STORED DATA.

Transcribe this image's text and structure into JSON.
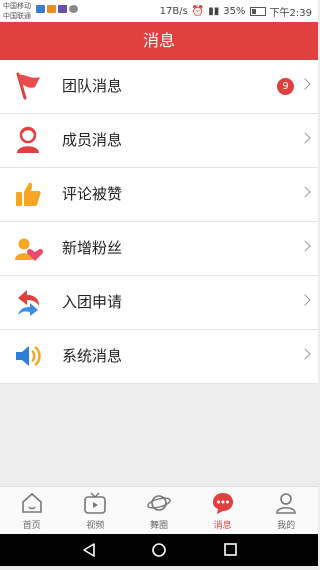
{
  "status_bar": {
    "carrier_1": "中国移动",
    "carrier_2": "中国联通",
    "speed": "17B/s",
    "battery": "35%",
    "time": "下午2:39"
  },
  "header": {
    "title": "消息"
  },
  "menu": [
    {
      "label": "团队消息",
      "icon": "red-flag-icon",
      "badge": "9"
    },
    {
      "label": "成员消息",
      "icon": "member-icon"
    },
    {
      "label": "评论被赞",
      "icon": "thumbs-up-icon"
    },
    {
      "label": "新增粉丝",
      "icon": "new-fans-icon"
    },
    {
      "label": "入团申请",
      "icon": "join-request-icon"
    },
    {
      "label": "系统消息",
      "icon": "speaker-icon"
    }
  ],
  "tabs": [
    {
      "label": "首页",
      "icon": "home-icon"
    },
    {
      "label": "视频",
      "icon": "tv-icon"
    },
    {
      "label": "舞圈",
      "icon": "planet-icon"
    },
    {
      "label": "消息",
      "icon": "chat-bubble-icon",
      "active": true
    },
    {
      "label": "我的",
      "icon": "user-icon"
    }
  ],
  "colors": {
    "accent": "#e0403f",
    "background": "#ededed"
  }
}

WHAT IS REQUIRED.
Copy every line of the data exactly as written, excluding the pictures.

TASK RESULT.
Transcribe this image's text and structure into JSON.
{
  "status_bar": {
    "carrier_1": "中国移动",
    "carrier_2": "中国联通",
    "speed": "17B/s",
    "battery": "35%",
    "time": "下午2:39"
  },
  "header": {
    "title": "消息"
  },
  "menu": [
    {
      "label": "团队消息",
      "icon": "red-flag-icon",
      "badge": "9"
    },
    {
      "label": "成员消息",
      "icon": "member-icon"
    },
    {
      "label": "评论被赞",
      "icon": "thumbs-up-icon"
    },
    {
      "label": "新增粉丝",
      "icon": "new-fans-icon"
    },
    {
      "label": "入团申请",
      "icon": "join-request-icon"
    },
    {
      "label": "系统消息",
      "icon": "speaker-icon"
    }
  ],
  "tabs": [
    {
      "label": "首页",
      "icon": "home-icon"
    },
    {
      "label": "视频",
      "icon": "tv-icon"
    },
    {
      "label": "舞圈",
      "icon": "planet-icon"
    },
    {
      "label": "消息",
      "icon": "chat-bubble-icon",
      "active": true
    },
    {
      "label": "我的",
      "icon": "user-icon"
    }
  ],
  "colors": {
    "accent": "#e0403f",
    "background": "#ededed"
  }
}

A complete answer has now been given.